--- begin MATERIAL FOR THIS EXERCISE ---

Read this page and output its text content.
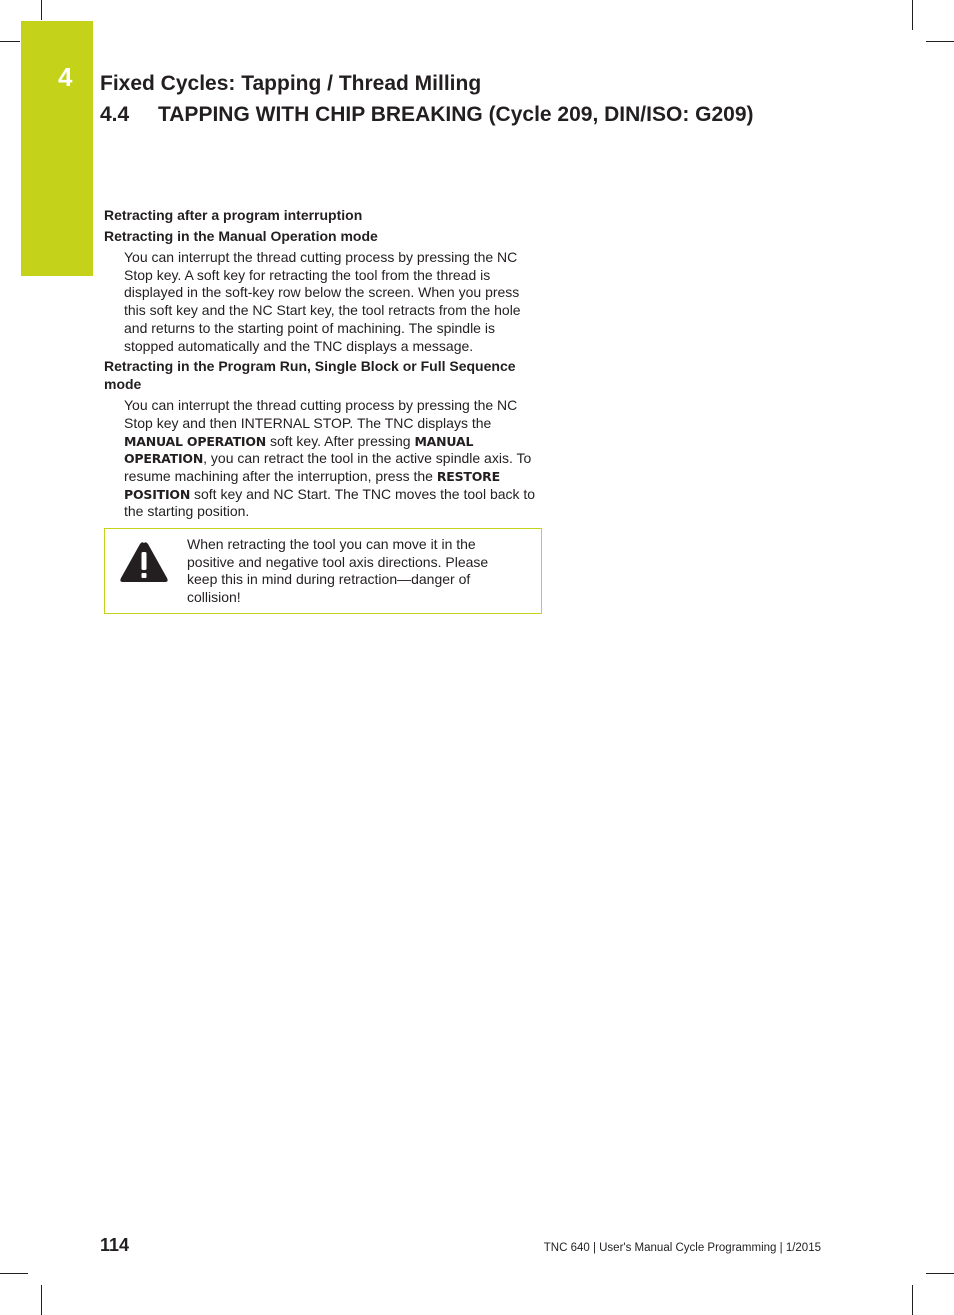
4 Fixed Cycles: Tapping / Thread Milling
4.4 TAPPING WITH CHIP BREAKING (Cycle 209, DIN/ISO: G209)

Retracting after a program interruption

Retracting in the Manual Operation mode

You can interrupt the thread cutting process by pressing the NC Stop key. A soft key for retracting the tool from the thread is displayed in the soft-key row below the screen. When you press this soft key and the NC Start key, the tool retracts from the hole and returns to the starting point of machining. The spindle is stopped automatically and the TNC displays a message.

Retracting in the Program Run, Single Block or Full Sequence mode

You can interrupt the thread cutting process by pressing the NC Stop key and then INTERNAL STOP. The TNC displays the MANUAL OPERATION soft key. After pressing MANUAL OPERATION, you can retract the tool in the active spindle axis. To resume machining after the interruption, press the RESTORE POSITION soft key and NC Start. The TNC moves the tool back to the starting position.

When retracting the tool you can move it in the positive and negative tool axis directions. Please keep this in mind during retraction—danger of collision!
114	TNC 640 | User's Manual Cycle Programming | 1/2015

--- end MATERIAL FOR THIS EXERCISE ---

[WHAT THIS TASK INVOLVES]
In the entries above, find each line with the word "mode" and show it.

[SOLVED EXERCISE]
Retracting in the Manual Operation mode
Retracting in the Program Run, Single Block or Full Sequence mode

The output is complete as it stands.